[Start]

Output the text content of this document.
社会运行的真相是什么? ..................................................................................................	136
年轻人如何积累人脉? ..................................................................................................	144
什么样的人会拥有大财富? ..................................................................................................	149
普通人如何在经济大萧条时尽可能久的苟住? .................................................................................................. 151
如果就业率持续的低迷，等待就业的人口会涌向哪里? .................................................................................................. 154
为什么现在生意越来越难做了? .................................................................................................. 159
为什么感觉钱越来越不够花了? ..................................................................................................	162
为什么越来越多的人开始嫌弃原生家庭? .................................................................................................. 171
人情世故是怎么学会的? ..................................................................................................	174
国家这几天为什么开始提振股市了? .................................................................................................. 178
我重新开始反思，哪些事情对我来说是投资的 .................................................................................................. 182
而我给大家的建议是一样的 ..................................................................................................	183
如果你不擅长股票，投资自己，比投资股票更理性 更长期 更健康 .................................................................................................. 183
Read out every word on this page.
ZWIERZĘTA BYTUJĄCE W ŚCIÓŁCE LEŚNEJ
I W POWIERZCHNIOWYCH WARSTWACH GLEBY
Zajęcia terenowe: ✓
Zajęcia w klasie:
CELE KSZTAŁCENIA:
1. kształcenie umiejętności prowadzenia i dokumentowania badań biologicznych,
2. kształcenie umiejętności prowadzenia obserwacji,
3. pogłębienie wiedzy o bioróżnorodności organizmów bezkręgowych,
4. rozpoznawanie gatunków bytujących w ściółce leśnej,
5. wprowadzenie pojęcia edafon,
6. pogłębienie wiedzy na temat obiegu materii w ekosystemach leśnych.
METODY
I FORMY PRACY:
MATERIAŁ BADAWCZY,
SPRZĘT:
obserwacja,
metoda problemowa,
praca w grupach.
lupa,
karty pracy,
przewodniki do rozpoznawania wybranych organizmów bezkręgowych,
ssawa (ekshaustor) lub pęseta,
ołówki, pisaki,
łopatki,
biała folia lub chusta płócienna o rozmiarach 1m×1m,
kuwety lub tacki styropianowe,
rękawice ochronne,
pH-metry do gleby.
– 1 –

[End]
[Start]

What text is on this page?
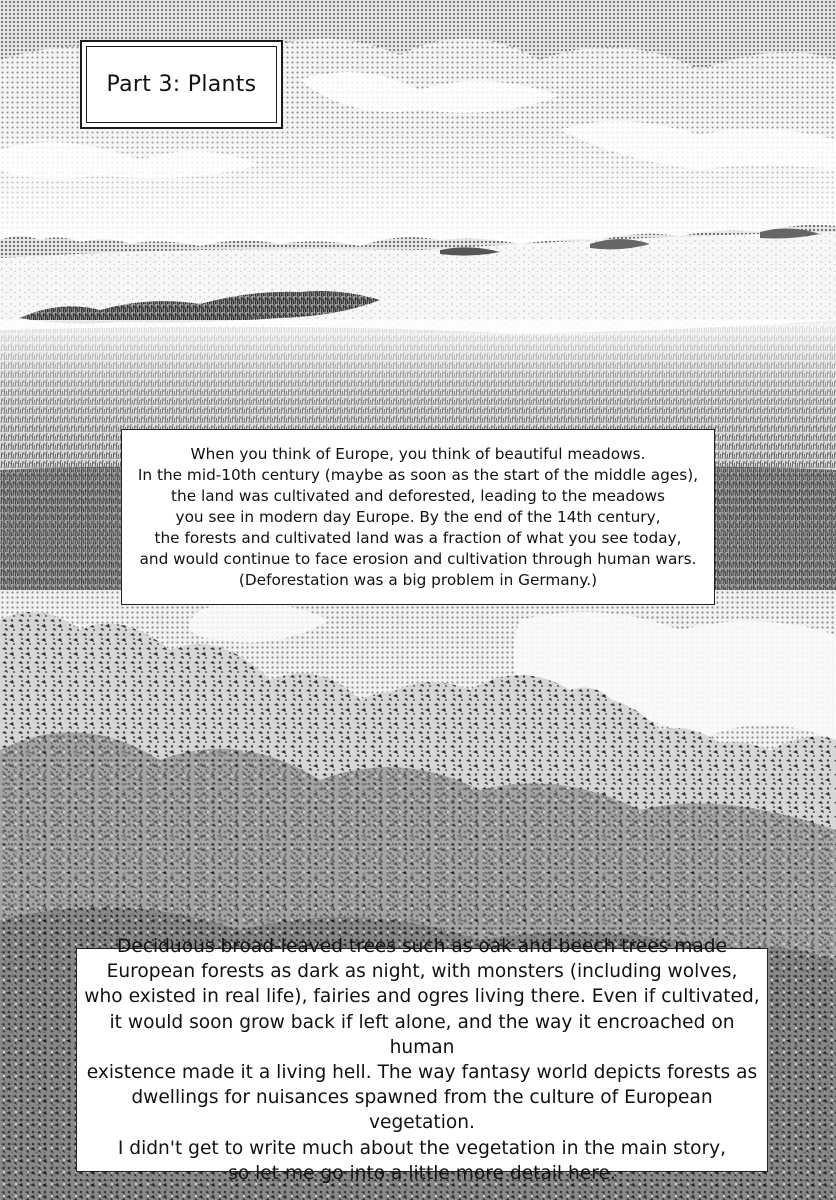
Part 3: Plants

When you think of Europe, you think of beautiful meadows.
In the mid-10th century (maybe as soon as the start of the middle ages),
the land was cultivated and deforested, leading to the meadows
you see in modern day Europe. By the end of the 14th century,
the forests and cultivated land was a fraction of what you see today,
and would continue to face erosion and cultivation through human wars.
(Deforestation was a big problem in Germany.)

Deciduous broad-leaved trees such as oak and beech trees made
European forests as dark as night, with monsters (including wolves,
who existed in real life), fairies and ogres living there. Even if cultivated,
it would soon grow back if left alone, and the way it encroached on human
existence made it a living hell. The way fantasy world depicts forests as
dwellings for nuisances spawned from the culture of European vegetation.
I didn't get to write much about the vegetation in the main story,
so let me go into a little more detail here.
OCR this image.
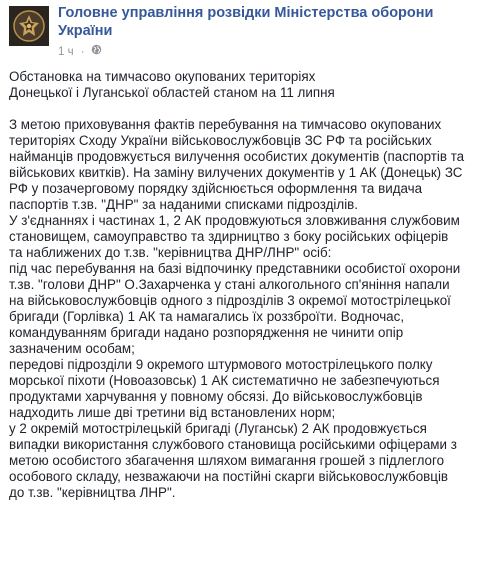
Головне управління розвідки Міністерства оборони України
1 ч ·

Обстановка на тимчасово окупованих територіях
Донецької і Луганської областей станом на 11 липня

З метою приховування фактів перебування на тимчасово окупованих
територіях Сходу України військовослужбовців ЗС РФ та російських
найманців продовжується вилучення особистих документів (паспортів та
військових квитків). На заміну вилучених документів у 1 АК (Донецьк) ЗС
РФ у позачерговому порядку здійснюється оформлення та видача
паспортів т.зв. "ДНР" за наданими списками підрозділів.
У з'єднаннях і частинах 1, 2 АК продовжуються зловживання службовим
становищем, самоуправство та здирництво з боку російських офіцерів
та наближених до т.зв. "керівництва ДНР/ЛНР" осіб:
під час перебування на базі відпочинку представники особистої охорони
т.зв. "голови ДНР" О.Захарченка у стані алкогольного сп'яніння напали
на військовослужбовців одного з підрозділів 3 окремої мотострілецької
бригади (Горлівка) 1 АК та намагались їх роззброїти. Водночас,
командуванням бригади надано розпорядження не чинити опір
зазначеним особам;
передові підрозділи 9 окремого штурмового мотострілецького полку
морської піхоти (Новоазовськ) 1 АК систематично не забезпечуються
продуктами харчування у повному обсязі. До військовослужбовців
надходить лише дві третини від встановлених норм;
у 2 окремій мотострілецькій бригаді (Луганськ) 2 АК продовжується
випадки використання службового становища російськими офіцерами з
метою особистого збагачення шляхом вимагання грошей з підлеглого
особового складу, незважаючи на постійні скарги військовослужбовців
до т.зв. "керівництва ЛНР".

[End]

Directions for this task
Work out how many lines in the records above contain the word "forests", and reply with that number alone.

Answer to the problem
3